Lay out every line of the entries below as a Markdown table with two columns, Row and Line. Number the rows in order and omit blank lines.

==== Data listing

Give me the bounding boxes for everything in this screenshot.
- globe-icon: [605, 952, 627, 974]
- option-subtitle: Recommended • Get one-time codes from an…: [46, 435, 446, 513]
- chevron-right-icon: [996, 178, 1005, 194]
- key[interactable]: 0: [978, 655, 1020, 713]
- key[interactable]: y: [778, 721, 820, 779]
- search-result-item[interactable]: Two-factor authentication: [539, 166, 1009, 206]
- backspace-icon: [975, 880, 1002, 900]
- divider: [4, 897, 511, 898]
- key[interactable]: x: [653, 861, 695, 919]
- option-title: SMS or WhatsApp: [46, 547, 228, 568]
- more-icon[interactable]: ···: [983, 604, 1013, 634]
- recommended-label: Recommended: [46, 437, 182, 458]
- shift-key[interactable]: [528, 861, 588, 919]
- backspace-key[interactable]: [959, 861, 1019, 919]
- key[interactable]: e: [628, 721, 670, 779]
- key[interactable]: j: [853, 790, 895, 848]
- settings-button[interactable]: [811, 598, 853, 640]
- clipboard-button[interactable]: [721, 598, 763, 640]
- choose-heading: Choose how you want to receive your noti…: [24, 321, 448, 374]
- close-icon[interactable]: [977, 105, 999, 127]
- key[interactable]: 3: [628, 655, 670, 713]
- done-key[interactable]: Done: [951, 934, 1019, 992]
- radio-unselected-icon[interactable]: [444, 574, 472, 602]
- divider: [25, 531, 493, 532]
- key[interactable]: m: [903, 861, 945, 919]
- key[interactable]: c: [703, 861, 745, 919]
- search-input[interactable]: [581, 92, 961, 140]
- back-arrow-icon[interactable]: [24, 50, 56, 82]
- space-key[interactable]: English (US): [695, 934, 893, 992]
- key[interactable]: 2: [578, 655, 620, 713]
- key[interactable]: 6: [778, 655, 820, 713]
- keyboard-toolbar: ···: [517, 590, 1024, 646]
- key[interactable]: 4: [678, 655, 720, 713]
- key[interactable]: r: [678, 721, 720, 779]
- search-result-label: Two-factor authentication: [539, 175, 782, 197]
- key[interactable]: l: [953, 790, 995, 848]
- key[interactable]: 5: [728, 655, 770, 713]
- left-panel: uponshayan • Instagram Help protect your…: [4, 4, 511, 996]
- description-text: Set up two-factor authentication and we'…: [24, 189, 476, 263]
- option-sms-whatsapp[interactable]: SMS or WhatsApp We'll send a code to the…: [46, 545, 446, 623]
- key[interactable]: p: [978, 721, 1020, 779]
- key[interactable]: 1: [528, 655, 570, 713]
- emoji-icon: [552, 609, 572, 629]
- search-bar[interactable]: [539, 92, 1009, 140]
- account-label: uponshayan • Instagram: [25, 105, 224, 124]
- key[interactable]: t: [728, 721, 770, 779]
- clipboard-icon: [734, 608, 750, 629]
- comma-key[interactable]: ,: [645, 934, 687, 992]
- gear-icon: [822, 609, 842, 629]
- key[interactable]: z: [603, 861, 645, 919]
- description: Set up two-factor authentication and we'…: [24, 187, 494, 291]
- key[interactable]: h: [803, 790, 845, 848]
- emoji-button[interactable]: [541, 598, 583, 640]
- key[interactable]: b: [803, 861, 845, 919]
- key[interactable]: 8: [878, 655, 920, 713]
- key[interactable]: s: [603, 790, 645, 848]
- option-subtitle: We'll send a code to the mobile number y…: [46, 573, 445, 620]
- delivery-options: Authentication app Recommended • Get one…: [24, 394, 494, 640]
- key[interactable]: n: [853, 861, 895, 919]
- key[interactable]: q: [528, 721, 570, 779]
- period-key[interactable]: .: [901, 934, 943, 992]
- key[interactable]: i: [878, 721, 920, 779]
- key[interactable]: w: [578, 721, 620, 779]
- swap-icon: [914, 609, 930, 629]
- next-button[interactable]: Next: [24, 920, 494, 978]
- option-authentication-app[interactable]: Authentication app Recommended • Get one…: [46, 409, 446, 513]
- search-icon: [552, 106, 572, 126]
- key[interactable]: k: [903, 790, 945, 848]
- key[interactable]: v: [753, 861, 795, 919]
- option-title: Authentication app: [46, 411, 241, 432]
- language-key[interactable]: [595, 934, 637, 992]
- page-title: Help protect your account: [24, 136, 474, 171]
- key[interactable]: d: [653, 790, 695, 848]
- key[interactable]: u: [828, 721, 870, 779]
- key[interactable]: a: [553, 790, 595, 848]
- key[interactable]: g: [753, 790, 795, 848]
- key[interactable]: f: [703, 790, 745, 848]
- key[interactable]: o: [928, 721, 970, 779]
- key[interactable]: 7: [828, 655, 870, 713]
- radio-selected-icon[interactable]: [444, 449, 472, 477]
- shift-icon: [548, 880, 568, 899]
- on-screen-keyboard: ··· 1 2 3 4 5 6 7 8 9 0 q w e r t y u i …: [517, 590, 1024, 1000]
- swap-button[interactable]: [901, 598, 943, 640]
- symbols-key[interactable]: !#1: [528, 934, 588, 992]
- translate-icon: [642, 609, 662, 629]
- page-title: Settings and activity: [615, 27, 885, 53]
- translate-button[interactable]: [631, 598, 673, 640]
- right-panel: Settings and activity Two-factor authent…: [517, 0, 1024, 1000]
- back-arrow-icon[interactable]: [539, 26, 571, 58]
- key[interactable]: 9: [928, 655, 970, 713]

========

--- Final result ---
| Row | Line |
|---|---|
| 1 | Give me the bounding boxes for everything in this screenshot. |
| 2 | - globe-icon: [605, 952, 627, 974] |
| 3 | - option-subtitle: Recommended • Get one-time codes from an…: [46, 435, 446, 513] |
| 4 | - chevron-right-icon: [996, 178, 1005, 194] |
| 5 | - key[interactable]: 0: [978, 655, 1020, 713] |
| 6 | - key[interactable]: y: [778, 721, 820, 779] |
| 7 | - search-result-item[interactable]: Two-factor authentication: [539, 166, 1009, 206] |
| 8 | - backspace-icon: [975, 880, 1002, 900] |
| 9 | - divider: [4, 897, 511, 898] |
| 10 | - key[interactable]: x: [653, 861, 695, 919] |
| 11 | - option-title: SMS or WhatsApp: [46, 547, 228, 568] |
| 12 | - more-icon[interactable]: ···: [983, 604, 1013, 634] |
| 13 | - recommended-label: Recommended: [46, 437, 182, 458] |
| 14 | - shift-key[interactable]: [528, 861, 588, 919] |
| 15 | - backspace-key[interactable]: [959, 861, 1019, 919] |
| 16 | - key[interactable]: e: [628, 721, 670, 779] |
| 17 | - key[interactable]: j: [853, 790, 895, 848] |
| 18 | - settings-button[interactable]: [811, 598, 853, 640] |
| 19 | - clipboard-button[interactable]: [721, 598, 763, 640] |
| 20 | - choose-heading: Choose how you want to receive your noti…: [24, 321, 448, 374] |
| 21 | - close-icon[interactable]: [977, 105, 999, 127] |
| 22 | - key[interactable]: 3: [628, 655, 670, 713] |
| 23 | - done-key[interactable]: Done: [951, 934, 1019, 992] |
| 24 | - radio-unselected-icon[interactable]: [444, 574, 472, 602] |
| 25 | - divider: [25, 531, 493, 532] |
| 26 | - key[interactable]: m: [903, 861, 945, 919] |
| 27 | - key[interactable]: c: [703, 861, 745, 919] |
| 28 | - search-input[interactable]: [581, 92, 961, 140] |
| 29 | - back-arrow-icon[interactable]: [24, 50, 56, 82] |
| 30 | - space-key[interactable]: English (US): [695, 934, 893, 992] |
| 31 | - key[interactable]: 2: [578, 655, 620, 713] |
| 32 | - key[interactable]: 6: [778, 655, 820, 713] |
| 33 | - keyboard-toolbar: ···: [517, 590, 1024, 646] |
| 34 | - key[interactable]: 4: [678, 655, 720, 713] |
| 35 | - key[interactable]: r: [678, 721, 720, 779] |
| 36 | - search-result-label: Two-factor authentication: [539, 175, 782, 197] |
| 37 | - key[interactable]: l: [953, 790, 995, 848] |
| 38 | - key[interactable]: 5: [728, 655, 770, 713] |
| 39 | - left-panel: uponshayan • Instagram Help protect your…: [4, 4, 511, 996] |
| 40 | - description-text: Set up two-factor authentication and we'…: [24, 189, 476, 263] |
| 41 | - option-sms-whatsapp[interactable]: SMS or WhatsApp We'll send a code to the…: [46, 545, 446, 623] |
| 42 | - key[interactable]: p: [978, 721, 1020, 779] |
| 43 | - key[interactable]: 1: [528, 655, 570, 713] |
| 44 | - emoji-icon: [552, 609, 572, 629] |
| 45 | - search-bar[interactable]: [539, 92, 1009, 140] |
| 46 | - account-label: uponshayan • Instagram: [25, 105, 224, 124] |
| 47 | - key[interactable]: t: [728, 721, 770, 779] |
| 48 | - clipboard-icon: [734, 608, 750, 629] |
| 49 | - comma-key[interactable]: ,: [645, 934, 687, 992] |
| 50 | - gear-icon: [822, 609, 842, 629] |
| 51 | - key[interactable]: z: [603, 861, 645, 919] |
| 52 | - description: Set up two-factor authentication and we'…: [24, 187, 494, 291] |
| 53 | - key[interactable]: h: [803, 790, 845, 848] |
| 54 | - emoji-button[interactable]: [541, 598, 583, 640] |
| 55 | - key[interactable]: b: [803, 861, 845, 919] |
| 56 | - key[interactable]: 8: [878, 655, 920, 713] |
| 57 | - key[interactable]: s: [603, 790, 645, 848] |
| 58 | - option-subtitle: We'll send a code to the mobile number y…: [46, 573, 445, 620] |
| 59 | - delivery-options: Authentication app Recommended • Get one…: [24, 394, 494, 640] |
| 60 | - key[interactable]: n: [853, 861, 895, 919] |
| 61 | - key[interactable]: q: [528, 721, 570, 779] |
| 62 | - period-key[interactable]: .: [901, 934, 943, 992] |
| 63 | - key[interactable]: i: [878, 721, 920, 779] |
| 64 | - key[interactable]: w: [578, 721, 620, 779] |
| 65 | - swap-icon: [914, 609, 930, 629] |
| 66 | - next-button[interactable]: Next: [24, 920, 494, 978] |
| 67 | - option-authentication-app[interactable]: Authentication app Recommended • Get one…: [46, 409, 446, 513] |
| 68 | - search-icon: [552, 106, 572, 126] |
| 69 | - key[interactable]: k: [903, 790, 945, 848] |
| 70 | - key[interactable]: v: [753, 861, 795, 919] |
| 71 | - option-title: Authentication app: [46, 411, 241, 432] |
| 72 | - language-key[interactable]: [595, 934, 637, 992] |
| 73 | - page-title: Help protect your account: [24, 136, 474, 171] |
| 74 | - key[interactable]: d: [653, 790, 695, 848] |
| 75 | - key[interactable]: u: [828, 721, 870, 779] |
| 76 | - key[interactable]: a: [553, 790, 595, 848] |
| 77 | - key[interactable]: g: [753, 790, 795, 848] |
| 78 | - key[interactable]: f: [703, 790, 745, 848] |
| 79 | - key[interactable]: o: [928, 721, 970, 779] |
| 80 | - key[interactable]: 7: [828, 655, 870, 713] |
| 81 | - radio-selected-icon[interactable]: [444, 449, 472, 477] |
| 82 | - shift-icon: [548, 880, 568, 899] |
| 83 | - on-screen-keyboard: ··· 1 2 3 4 5 6 7 8 9 0 q w e r t y u i …: [517, 590, 1024, 1000] |
| 84 | - swap-button[interactable]: [901, 598, 943, 640] |
| 85 | - symbols-key[interactable]: !#1: [528, 934, 588, 992] |
| 86 | - translate-icon: [642, 609, 662, 629] |
| 87 | - page-title: Settings and activity: [615, 27, 885, 53] |
| 88 | - translate-button[interactable]: [631, 598, 673, 640] |
| 89 | - right-panel: Settings and activity Two-factor authent…: [517, 0, 1024, 1000] |
| 90 | - back-arrow-icon[interactable]: [539, 26, 571, 58] |
| 91 | - key[interactable]: 9: [928, 655, 970, 713] |